THE REQUEST =>
Report each line of the data that has "totes" somewhere in it.

Dataset excerpts =>
# # # # #

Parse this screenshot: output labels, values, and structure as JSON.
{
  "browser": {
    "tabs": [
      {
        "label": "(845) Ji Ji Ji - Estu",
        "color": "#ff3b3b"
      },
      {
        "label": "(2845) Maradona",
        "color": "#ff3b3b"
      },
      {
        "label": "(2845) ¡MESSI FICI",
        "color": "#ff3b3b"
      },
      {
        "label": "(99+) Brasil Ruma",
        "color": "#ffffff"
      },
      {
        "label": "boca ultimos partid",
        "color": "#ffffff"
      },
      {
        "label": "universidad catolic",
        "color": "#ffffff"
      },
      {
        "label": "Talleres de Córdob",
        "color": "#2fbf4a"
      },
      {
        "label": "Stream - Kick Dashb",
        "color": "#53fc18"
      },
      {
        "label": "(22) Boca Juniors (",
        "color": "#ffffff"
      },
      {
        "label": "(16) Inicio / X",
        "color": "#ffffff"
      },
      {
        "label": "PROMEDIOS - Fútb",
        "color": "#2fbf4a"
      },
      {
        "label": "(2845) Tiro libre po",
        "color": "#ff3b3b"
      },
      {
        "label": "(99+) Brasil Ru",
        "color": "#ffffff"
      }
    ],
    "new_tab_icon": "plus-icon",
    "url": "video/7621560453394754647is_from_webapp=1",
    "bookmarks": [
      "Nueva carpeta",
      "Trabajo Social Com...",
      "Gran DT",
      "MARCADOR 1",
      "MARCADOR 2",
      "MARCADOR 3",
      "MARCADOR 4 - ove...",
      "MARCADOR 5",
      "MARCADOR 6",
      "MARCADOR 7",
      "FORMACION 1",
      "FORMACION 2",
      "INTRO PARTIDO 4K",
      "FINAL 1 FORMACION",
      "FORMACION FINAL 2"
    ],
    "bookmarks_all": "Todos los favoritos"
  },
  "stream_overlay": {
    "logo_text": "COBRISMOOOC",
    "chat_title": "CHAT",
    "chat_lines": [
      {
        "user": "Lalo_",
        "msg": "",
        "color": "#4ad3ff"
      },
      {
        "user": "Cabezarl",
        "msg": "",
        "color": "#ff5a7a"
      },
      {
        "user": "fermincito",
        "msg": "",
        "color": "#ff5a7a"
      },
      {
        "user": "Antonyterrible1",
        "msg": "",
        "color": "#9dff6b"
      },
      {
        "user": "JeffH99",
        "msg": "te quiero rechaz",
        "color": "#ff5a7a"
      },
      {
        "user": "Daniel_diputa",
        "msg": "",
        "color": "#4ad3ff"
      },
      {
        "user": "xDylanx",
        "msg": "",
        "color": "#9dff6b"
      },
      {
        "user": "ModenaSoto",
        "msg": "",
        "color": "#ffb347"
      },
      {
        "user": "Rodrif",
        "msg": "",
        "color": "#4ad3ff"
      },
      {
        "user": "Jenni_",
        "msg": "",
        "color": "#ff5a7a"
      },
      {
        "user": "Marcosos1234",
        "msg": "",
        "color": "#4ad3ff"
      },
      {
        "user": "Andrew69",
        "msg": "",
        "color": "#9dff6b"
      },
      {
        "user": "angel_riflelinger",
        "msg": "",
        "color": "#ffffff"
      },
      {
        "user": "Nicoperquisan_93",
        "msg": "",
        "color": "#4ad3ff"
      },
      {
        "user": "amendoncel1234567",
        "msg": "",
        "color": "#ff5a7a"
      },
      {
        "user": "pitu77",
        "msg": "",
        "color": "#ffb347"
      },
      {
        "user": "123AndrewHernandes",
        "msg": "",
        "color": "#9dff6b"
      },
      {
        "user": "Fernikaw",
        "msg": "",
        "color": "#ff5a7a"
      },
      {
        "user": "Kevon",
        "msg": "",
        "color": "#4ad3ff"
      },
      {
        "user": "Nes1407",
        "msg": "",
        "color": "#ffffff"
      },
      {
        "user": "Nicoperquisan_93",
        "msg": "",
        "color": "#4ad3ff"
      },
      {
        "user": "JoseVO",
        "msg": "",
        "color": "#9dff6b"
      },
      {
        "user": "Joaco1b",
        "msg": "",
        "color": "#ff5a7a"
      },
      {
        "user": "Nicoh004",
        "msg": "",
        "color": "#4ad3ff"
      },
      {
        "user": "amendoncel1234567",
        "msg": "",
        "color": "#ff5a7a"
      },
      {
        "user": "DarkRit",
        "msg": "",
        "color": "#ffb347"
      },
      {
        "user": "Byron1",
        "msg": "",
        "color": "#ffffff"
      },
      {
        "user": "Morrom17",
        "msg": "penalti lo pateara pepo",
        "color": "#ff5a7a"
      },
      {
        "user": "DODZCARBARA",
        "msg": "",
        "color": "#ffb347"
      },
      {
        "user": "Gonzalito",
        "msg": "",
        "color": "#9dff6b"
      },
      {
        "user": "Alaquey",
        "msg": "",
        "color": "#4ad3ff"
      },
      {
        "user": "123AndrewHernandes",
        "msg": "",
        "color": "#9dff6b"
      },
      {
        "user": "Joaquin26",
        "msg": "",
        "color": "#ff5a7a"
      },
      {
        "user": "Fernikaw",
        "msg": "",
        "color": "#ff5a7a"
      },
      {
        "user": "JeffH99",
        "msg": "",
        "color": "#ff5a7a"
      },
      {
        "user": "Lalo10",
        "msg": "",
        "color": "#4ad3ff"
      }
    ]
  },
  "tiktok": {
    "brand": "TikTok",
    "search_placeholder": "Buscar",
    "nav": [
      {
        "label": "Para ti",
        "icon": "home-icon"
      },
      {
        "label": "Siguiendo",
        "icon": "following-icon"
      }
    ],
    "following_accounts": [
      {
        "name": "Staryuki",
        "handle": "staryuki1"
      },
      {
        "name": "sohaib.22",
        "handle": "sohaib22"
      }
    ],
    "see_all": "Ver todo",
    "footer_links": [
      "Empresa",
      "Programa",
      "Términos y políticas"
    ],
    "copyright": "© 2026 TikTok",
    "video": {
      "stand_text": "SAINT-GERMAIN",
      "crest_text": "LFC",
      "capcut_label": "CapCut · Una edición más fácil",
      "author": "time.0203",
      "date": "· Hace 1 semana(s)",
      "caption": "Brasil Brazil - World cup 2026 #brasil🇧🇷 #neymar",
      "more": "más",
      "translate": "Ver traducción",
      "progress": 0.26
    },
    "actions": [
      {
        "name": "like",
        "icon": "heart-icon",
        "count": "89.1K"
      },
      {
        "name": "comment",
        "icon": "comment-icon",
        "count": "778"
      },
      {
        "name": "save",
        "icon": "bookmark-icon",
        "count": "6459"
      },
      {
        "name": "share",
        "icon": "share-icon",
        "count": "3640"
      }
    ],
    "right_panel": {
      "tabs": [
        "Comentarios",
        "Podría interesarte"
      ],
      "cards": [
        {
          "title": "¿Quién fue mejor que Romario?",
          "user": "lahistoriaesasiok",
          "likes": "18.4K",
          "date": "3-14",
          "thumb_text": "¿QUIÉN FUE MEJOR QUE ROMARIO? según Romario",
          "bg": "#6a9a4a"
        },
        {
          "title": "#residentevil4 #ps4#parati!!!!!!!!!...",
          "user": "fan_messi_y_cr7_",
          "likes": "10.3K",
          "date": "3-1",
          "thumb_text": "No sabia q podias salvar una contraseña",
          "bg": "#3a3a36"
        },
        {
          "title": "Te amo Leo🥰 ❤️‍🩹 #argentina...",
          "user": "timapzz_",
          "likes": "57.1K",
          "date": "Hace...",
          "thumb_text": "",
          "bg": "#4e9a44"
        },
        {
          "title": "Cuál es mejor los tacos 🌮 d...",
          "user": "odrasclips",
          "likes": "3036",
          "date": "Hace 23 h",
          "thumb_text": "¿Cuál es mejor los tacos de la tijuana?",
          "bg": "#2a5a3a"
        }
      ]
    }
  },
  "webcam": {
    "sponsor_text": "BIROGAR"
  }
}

# # # # #

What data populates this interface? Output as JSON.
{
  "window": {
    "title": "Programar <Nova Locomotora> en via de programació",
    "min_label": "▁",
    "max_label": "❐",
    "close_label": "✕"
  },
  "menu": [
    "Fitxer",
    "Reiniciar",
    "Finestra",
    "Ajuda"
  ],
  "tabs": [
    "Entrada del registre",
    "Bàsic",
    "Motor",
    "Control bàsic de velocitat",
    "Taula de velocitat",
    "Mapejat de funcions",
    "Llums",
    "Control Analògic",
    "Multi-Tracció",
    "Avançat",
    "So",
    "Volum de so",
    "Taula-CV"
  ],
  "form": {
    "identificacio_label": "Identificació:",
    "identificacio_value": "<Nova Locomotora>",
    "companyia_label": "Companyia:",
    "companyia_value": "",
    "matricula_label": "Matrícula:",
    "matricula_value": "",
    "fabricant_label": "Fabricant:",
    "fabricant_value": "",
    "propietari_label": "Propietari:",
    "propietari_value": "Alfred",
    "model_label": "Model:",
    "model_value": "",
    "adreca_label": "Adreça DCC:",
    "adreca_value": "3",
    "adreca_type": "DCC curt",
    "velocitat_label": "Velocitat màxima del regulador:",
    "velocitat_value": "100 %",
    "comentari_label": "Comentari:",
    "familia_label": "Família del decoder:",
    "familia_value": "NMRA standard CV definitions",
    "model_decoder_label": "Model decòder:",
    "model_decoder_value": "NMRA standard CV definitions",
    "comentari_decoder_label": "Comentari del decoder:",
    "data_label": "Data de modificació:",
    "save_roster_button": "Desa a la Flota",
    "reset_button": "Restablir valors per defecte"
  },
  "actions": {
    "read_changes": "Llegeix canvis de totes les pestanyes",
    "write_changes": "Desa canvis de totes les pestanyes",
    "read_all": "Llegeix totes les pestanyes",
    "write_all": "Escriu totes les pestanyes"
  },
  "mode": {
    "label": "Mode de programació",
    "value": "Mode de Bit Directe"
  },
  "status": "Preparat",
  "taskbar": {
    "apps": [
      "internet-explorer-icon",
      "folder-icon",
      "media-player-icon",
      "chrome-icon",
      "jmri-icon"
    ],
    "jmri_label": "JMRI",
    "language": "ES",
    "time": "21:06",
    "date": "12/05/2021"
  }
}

# # # # #

RESPONSE TO THE TASK =>
    "read_changes": "Llegeix canvis de totes les pestanyes",
    "write_changes": "Desa canvis de totes les pestanyes",
    "read_all": "Llegeix totes les pestanyes",
    "write_all": "Escriu totes les pestanyes"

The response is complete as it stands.